__Aim__
In this exercise, reproduce all the entries that follow exactly.

__Raw data__
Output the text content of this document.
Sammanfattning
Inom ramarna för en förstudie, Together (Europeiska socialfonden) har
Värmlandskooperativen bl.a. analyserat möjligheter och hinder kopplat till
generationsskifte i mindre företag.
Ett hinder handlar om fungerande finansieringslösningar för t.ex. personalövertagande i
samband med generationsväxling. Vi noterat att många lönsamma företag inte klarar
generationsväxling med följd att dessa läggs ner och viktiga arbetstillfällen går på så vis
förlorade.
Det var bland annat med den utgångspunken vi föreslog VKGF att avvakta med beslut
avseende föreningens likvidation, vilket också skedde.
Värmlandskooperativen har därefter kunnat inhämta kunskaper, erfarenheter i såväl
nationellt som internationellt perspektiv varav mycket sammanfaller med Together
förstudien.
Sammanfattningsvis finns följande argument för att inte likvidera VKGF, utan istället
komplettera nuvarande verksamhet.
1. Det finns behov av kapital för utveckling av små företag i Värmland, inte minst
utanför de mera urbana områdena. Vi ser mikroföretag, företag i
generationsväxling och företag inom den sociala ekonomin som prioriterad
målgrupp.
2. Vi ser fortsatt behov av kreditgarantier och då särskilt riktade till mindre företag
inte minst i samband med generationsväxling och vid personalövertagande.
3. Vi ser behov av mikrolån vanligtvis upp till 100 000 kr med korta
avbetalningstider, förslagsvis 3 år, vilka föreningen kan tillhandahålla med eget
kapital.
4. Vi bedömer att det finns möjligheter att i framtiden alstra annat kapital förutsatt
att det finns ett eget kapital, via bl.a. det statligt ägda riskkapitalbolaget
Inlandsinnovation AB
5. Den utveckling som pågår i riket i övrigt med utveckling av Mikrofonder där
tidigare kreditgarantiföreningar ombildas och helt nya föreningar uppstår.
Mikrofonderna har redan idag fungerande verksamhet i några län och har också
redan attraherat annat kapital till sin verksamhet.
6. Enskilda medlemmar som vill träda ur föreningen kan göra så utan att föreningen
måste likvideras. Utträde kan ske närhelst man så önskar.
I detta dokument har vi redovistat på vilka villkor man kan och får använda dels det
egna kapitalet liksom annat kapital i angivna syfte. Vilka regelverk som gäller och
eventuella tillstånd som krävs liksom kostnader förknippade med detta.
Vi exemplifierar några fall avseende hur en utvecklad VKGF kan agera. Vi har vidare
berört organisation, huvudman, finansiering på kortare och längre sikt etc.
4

__Solved problem__
Output the text content of this document.
Sammanfattning
Inom ramarna för en förstudie, Together (Europeiska socialfonden) har
Värmlandskooperativen bl.a. analyserat möjligheter och hinder kopplat till
generationsskifte i mindre företag.
Ett hinder handlar om fungerande finansieringslösningar för t.ex. personalövertagande i
samband med generationsväxling. Vi noterat att många lönsamma företag inte klarar
generationsväxling med följd att dessa läggs ner och viktiga arbetstillfällen går på så vis
förlorade.
Det var bland annat med den utgångspunken vi föreslog VKGF att avvakta med beslut
avseende föreningens likvidation, vilket också skedde.
Värmlandskooperativen har därefter kunnat inhämta kunskaper, erfarenheter i såväl
nationellt som internationellt perspektiv varav mycket sammanfaller med Together
förstudien.
Sammanfattningsvis finns följande argument för att inte likvidera VKGF, utan istället
komplettera nuvarande verksamhet.
1. Det finns behov av kapital för utveckling av små företag i Värmland, inte minst
utanför de mera urbana områdena. Vi ser mikroföretag, företag i
generationsväxling och företag inom den sociala ekonomin som prioriterad
målgrupp.
2. Vi ser fortsatt behov av kreditgarantier och då särskilt riktade till mindre företag
inte minst i samband med generationsväxling och vid personalövertagande.
3. Vi ser behov av mikrolån vanligtvis upp till 100 000 kr med korta
avbetalningstider, förslagsvis 3 år, vilka föreningen kan tillhandahålla med eget
kapital.
4. Vi bedömer att det finns möjligheter att i framtiden alstra annat kapital förutsatt
att det finns ett eget kapital, via bl.a. det statligt ägda riskkapitalbolaget
Inlandsinnovation AB
5. Den utveckling som pågår i riket i övrigt med utveckling av Mikrofonder där
tidigare kreditgarantiföreningar ombildas och helt nya föreningar uppstår.
Mikrofonderna har redan idag fungerande verksamhet i några län och har också
redan attraherat annat kapital till sin verksamhet.
6. Enskilda medlemmar som vill träda ur föreningen kan göra så utan att föreningen
måste likvideras. Utträde kan ske närhelst man så önskar.
I detta dokument har vi redovistat på vilka villkor man kan och får använda dels det
egna kapitalet liksom annat kapital i angivna syfte. Vilka regelverk som gäller och
eventuella tillstånd som krävs liksom kostnader förknippade med detta.
Vi exemplifierar några fall avseende hur en utvecklad VKGF kan agera. Vi har vidare
berört organisation, huvudman, finansiering på kortare och längre sikt etc.
4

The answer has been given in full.